Give the number of lines containing "Disregard" in this listing, with no other words.

--

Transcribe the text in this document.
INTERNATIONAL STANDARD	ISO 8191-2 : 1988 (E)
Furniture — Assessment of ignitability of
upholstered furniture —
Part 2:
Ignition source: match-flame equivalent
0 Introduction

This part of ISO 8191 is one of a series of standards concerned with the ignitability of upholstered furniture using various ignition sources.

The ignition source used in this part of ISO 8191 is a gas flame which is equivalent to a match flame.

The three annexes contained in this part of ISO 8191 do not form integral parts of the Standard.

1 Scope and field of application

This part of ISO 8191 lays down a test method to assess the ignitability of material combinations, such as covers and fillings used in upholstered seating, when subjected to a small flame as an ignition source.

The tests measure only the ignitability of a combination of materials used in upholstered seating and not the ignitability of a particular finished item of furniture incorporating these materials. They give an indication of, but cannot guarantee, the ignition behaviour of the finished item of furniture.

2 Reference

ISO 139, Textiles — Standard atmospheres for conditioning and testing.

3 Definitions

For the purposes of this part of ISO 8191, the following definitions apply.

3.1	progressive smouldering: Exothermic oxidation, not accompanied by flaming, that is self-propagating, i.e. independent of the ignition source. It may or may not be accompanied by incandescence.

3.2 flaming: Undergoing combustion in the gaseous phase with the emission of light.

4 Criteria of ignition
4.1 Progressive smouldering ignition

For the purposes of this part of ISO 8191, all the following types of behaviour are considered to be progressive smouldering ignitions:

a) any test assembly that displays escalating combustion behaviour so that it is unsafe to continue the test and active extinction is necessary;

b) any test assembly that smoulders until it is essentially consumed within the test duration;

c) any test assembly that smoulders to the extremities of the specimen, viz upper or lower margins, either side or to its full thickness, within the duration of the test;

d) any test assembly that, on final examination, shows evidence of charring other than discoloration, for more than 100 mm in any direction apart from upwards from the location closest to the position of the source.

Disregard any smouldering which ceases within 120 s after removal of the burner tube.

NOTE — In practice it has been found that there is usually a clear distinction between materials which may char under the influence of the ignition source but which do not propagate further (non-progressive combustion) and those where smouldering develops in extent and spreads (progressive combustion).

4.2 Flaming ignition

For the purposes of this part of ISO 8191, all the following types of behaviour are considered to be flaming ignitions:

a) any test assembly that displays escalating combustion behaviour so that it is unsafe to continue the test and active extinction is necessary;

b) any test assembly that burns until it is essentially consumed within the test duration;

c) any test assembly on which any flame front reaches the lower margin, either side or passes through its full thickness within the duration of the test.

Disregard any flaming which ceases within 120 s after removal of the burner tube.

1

--

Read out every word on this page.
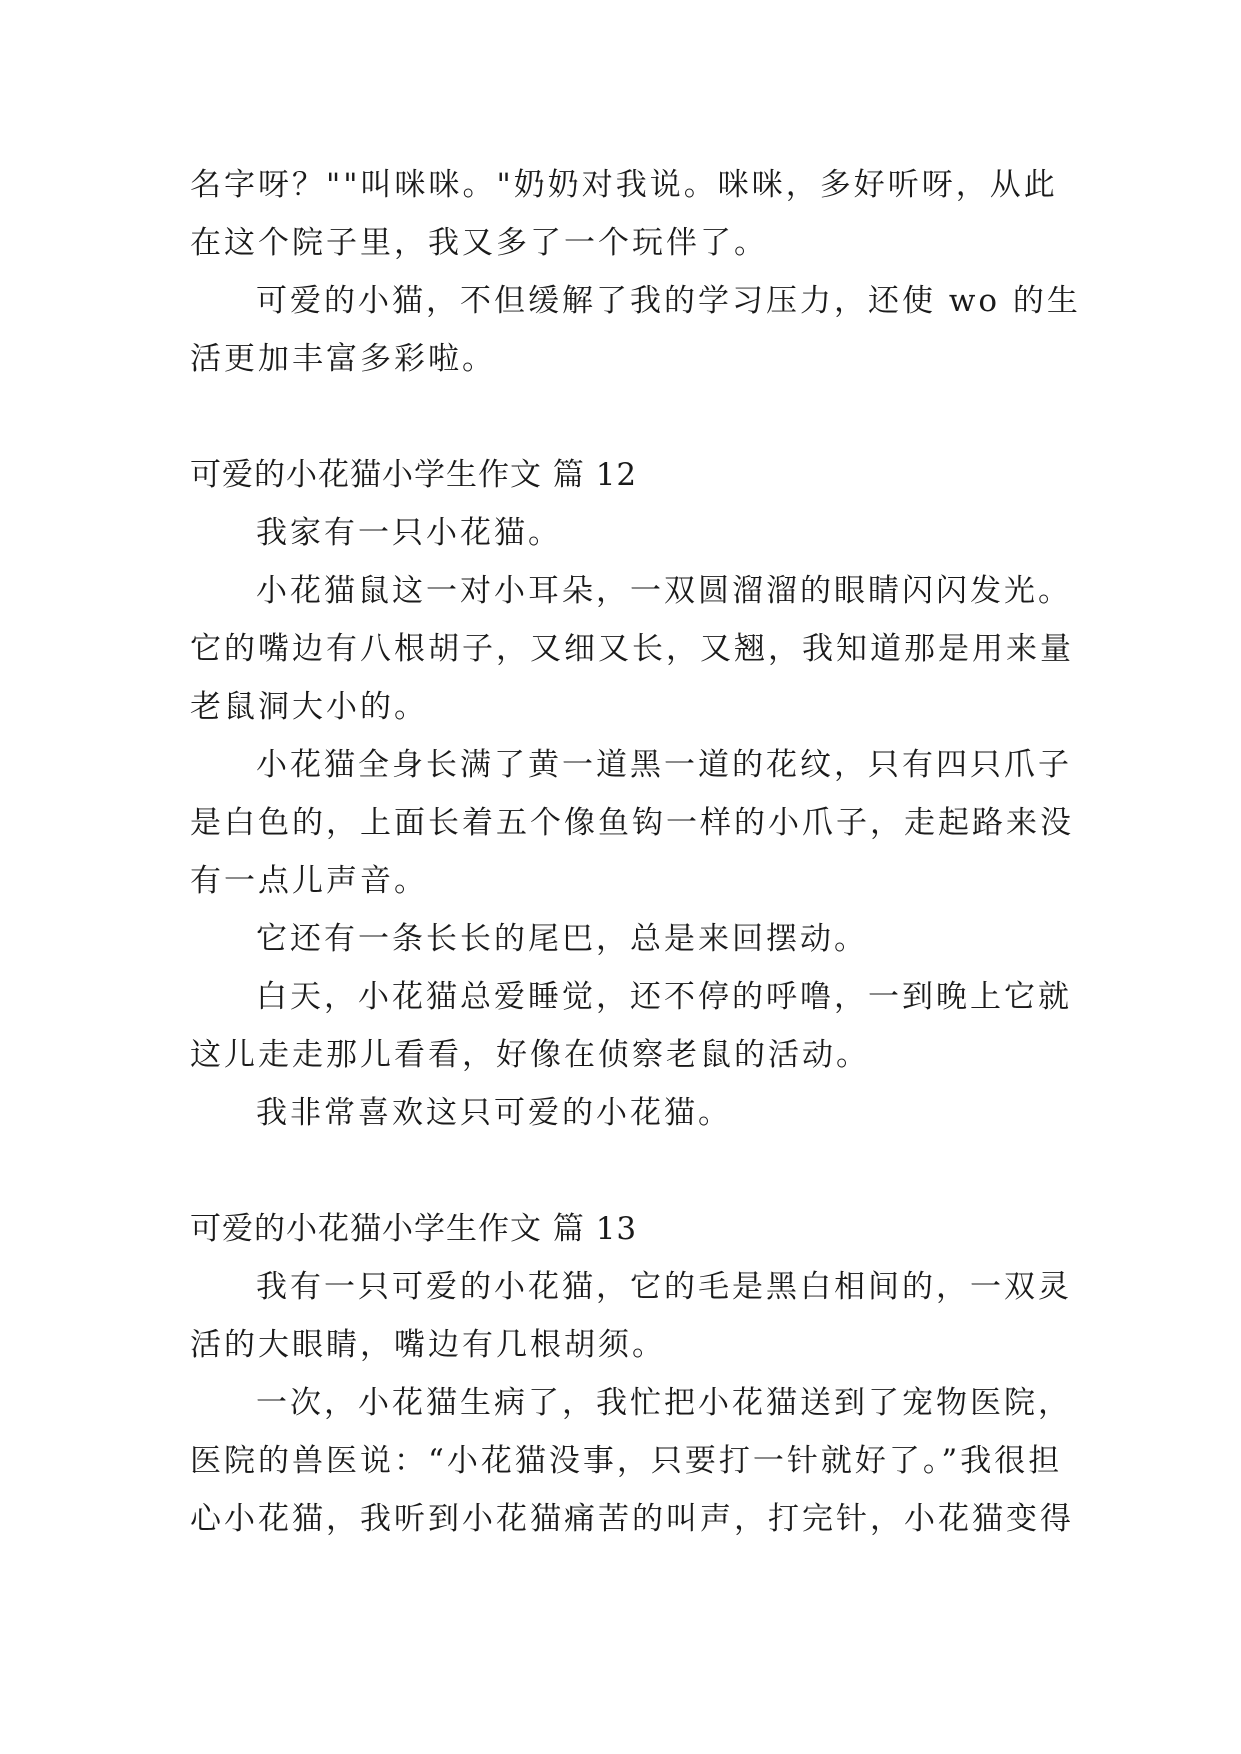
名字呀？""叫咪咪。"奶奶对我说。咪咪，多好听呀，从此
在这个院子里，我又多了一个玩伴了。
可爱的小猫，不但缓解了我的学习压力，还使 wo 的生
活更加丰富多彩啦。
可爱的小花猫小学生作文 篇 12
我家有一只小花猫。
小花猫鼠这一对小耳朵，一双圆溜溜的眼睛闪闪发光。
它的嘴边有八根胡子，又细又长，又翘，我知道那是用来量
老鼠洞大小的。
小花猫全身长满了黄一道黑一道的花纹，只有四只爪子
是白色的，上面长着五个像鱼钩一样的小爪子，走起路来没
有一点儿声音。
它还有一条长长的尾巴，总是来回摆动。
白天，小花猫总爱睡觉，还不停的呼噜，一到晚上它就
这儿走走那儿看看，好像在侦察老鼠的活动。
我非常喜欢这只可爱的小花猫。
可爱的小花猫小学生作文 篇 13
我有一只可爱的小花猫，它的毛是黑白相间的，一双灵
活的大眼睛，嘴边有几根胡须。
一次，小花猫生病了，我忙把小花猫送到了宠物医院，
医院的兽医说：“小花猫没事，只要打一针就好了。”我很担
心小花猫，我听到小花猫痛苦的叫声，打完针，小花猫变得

--

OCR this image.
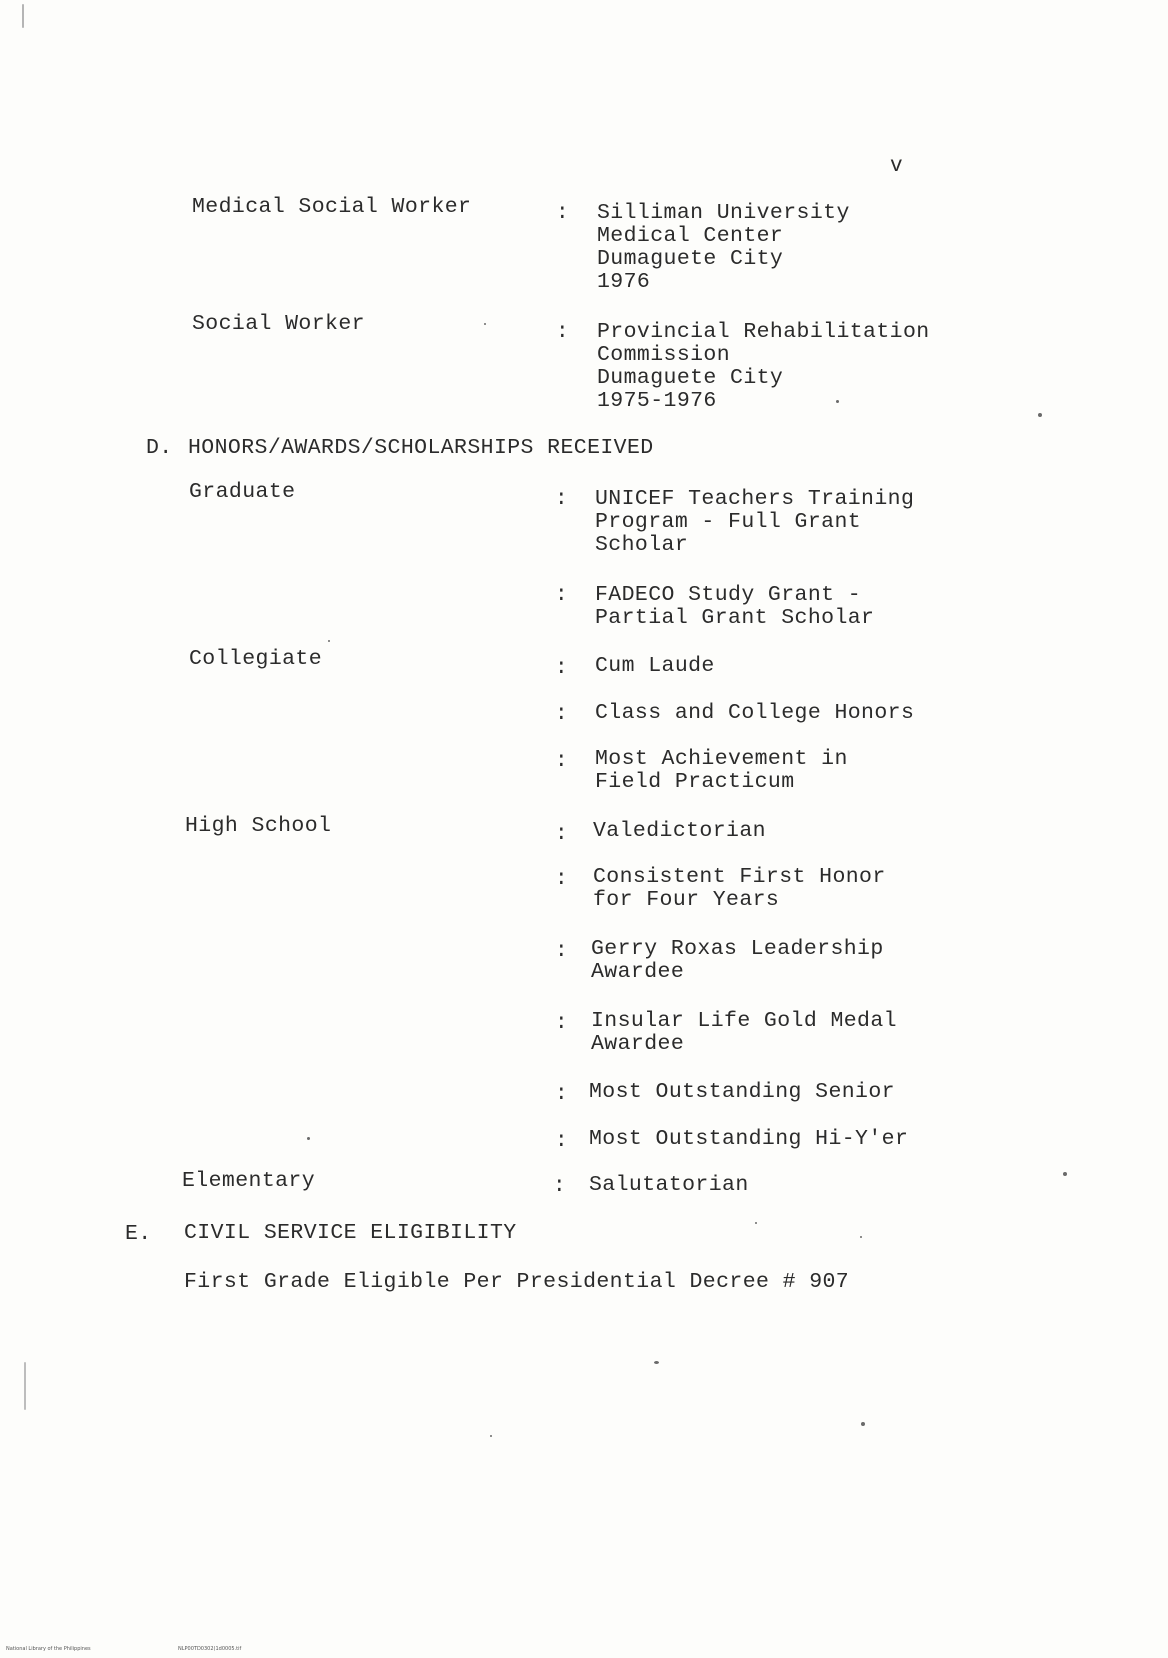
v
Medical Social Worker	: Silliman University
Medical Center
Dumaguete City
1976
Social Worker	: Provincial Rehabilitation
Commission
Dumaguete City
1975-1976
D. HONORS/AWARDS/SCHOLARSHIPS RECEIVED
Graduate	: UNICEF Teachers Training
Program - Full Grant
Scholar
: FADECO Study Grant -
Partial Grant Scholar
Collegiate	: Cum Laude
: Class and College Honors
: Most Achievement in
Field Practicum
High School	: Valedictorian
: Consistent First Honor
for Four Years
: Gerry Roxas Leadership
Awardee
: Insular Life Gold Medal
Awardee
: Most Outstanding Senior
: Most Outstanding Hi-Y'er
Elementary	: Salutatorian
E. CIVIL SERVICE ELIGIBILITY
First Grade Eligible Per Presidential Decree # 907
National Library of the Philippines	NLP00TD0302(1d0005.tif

--

Expected output:
2